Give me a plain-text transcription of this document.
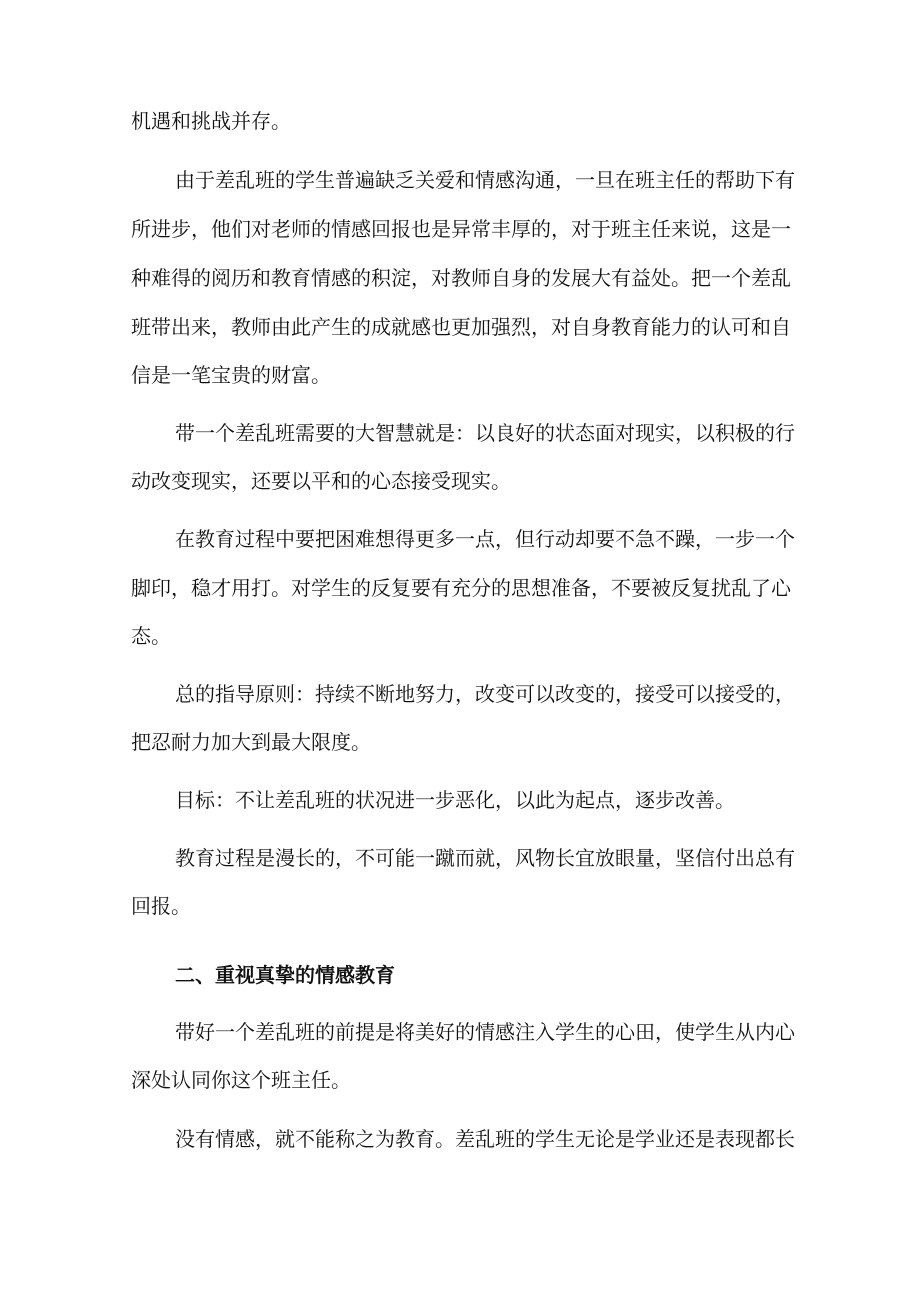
机遇和挑战并存。

由于差乱班的学生普遍缺乏关爱和情感沟通，一旦在班主任的帮助下有

所进步，他们对老师的情感回报也是异常丰厚的，对于班主任来说，这是一

种难得的阅历和教育情感的积淀，对教师自身的发展大有益处。把一个差乱

班带出来，教师由此产生的成就感也更加强烈，对自身教育能力的认可和自

信是一笔宝贵的财富。

带一个差乱班需要的大智慧就是：以良好的状态面对现实，以积极的行

动改变现实，还要以平和的心态接受现实。

在教育过程中要把困难想得更多一点，但行动却要不急不躁，一步一个

脚印，稳才用打。对学生的反复要有充分的思想准备，不要被反复扰乱了心

态。

总的指导原则：持续不断地努力，改变可以改变的，接受可以接受的，

把忍耐力加大到最大限度。

目标：不让差乱班的状况进一步恶化，以此为起点，逐步改善。

教育过程是漫长的，不可能一蹴而就，风物长宜放眼量，坚信付出总有

回报。

二、重视真挚的情感教育

带好一个差乱班的前提是将美好的情感注入学生的心田，使学生从内心

深处认同你这个班主任。

没有情感，就不能称之为教育。差乱班的学生无论是学业还是表现都长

* * * * *

Problem to solve: Print each of the records above exactly as written, leaving no picture in the copy.

Answer to the exercise:
Give me a plain-text transcription of this document.
机遇和挑战并存。

由于差乱班的学生普遍缺乏关爱和情感沟通，一旦在班主任的帮助下有

所进步，他们对老师的情感回报也是异常丰厚的，对于班主任来说，这是一

种难得的阅历和教育情感的积淀，对教师自身的发展大有益处。把一个差乱

班带出来，教师由此产生的成就感也更加强烈，对自身教育能力的认可和自

信是一笔宝贵的财富。

带一个差乱班需要的大智慧就是：以良好的状态面对现实，以积极的行

动改变现实，还要以平和的心态接受现实。

在教育过程中要把困难想得更多一点，但行动却要不急不躁，一步一个

脚印，稳才用打。对学生的反复要有充分的思想准备，不要被反复扰乱了心

态。

总的指导原则：持续不断地努力，改变可以改变的，接受可以接受的，

把忍耐力加大到最大限度。

目标：不让差乱班的状况进一步恶化，以此为起点，逐步改善。

教育过程是漫长的，不可能一蹴而就，风物长宜放眼量，坚信付出总有

回报。

二、重视真挚的情感教育

带好一个差乱班的前提是将美好的情感注入学生的心田，使学生从内心

深处认同你这个班主任。

没有情感，就不能称之为教育。差乱班的学生无论是学业还是表现都长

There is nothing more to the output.